■ Data extracted from a collection:
+ + + +

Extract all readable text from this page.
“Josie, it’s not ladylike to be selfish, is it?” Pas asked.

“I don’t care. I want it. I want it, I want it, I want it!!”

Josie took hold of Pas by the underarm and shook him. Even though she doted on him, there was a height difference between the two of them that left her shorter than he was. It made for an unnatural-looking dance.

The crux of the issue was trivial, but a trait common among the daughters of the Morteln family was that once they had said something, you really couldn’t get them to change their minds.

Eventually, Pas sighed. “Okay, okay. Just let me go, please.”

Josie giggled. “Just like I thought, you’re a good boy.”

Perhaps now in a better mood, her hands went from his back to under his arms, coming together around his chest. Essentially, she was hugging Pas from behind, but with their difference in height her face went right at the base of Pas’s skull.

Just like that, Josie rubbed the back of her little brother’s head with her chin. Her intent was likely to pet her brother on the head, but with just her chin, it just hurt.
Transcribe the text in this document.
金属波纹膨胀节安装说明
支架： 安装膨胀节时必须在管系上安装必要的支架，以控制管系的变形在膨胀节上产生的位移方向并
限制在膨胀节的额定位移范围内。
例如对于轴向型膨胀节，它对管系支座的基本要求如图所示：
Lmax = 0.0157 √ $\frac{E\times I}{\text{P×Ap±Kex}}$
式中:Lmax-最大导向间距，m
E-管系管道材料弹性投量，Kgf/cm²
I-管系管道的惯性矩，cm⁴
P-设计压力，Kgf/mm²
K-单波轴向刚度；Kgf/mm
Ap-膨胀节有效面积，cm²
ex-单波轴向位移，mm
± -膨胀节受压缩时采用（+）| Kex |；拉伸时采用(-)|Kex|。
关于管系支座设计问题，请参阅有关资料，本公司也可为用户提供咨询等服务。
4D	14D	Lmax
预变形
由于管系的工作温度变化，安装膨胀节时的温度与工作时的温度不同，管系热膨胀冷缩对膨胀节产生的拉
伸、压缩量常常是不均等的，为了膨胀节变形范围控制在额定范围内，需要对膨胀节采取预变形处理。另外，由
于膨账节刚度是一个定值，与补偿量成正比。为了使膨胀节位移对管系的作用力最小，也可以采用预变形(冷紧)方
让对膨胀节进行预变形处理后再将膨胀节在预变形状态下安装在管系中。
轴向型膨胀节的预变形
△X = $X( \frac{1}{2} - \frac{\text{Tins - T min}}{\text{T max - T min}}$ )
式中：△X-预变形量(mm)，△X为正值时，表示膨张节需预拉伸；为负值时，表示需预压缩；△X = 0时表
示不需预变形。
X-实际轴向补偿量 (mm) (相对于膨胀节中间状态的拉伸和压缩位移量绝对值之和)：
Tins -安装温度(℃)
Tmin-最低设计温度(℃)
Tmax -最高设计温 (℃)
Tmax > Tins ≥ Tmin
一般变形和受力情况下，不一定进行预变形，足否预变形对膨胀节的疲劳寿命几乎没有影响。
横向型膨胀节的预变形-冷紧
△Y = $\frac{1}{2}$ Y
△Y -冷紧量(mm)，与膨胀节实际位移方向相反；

+ + + +

■ Exercise aim: Repeat word for word each line from the one with "Transcribe the text in this document." to the end of the records above, inclusive.

■ Complete answer:
Transcribe the text in this document.
金属波纹膨胀节安装说明
支架： 安装膨胀节时必须在管系上安装必要的支架，以控制管系的变形在膨胀节上产生的位移方向并
限制在膨胀节的额定位移范围内。
例如对于轴向型膨胀节，它对管系支座的基本要求如图所示：
Lmax = 0.0157 √ $\frac{E\times I}{\text{P×Ap±Kex}}$
式中:Lmax-最大导向间距，m
E-管系管道材料弹性投量，Kgf/cm²
I-管系管道的惯性矩，cm⁴
P-设计压力，Kgf/mm²
K-单波轴向刚度；Kgf/mm
Ap-膨胀节有效面积，cm²
ex-单波轴向位移，mm
± -膨胀节受压缩时采用（+）| Kex |；拉伸时采用(-)|Kex|。
关于管系支座设计问题，请参阅有关资料，本公司也可为用户提供咨询等服务。
4D	14D	Lmax
预变形
由于管系的工作温度变化，安装膨胀节时的温度与工作时的温度不同，管系热膨胀冷缩对膨胀节产生的拉
伸、压缩量常常是不均等的，为了膨胀节变形范围控制在额定范围内，需要对膨胀节采取预变形处理。另外，由
于膨账节刚度是一个定值，与补偿量成正比。为了使膨胀节位移对管系的作用力最小，也可以采用预变形(冷紧)方
让对膨胀节进行预变形处理后再将膨胀节在预变形状态下安装在管系中。
轴向型膨胀节的预变形
△X = $X( \frac{1}{2} - \frac{\text{Tins - T min}}{\text{T max - T min}}$ )
式中：△X-预变形量(mm)，△X为正值时，表示膨张节需预拉伸；为负值时，表示需预压缩；△X = 0时表
示不需预变形。
X-实际轴向补偿量 (mm) (相对于膨胀节中间状态的拉伸和压缩位移量绝对值之和)：
Tins -安装温度(℃)
Tmin-最低设计温度(℃)
Tmax -最高设计温 (℃)
Tmax > Tins ≥ Tmin
一般变形和受力情况下，不一定进行预变形，足否预变形对膨胀节的疲劳寿命几乎没有影响。
横向型膨胀节的预变形-冷紧
△Y = $\frac{1}{2}$ Y
△Y -冷紧量(mm)，与膨胀节实际位移方向相反；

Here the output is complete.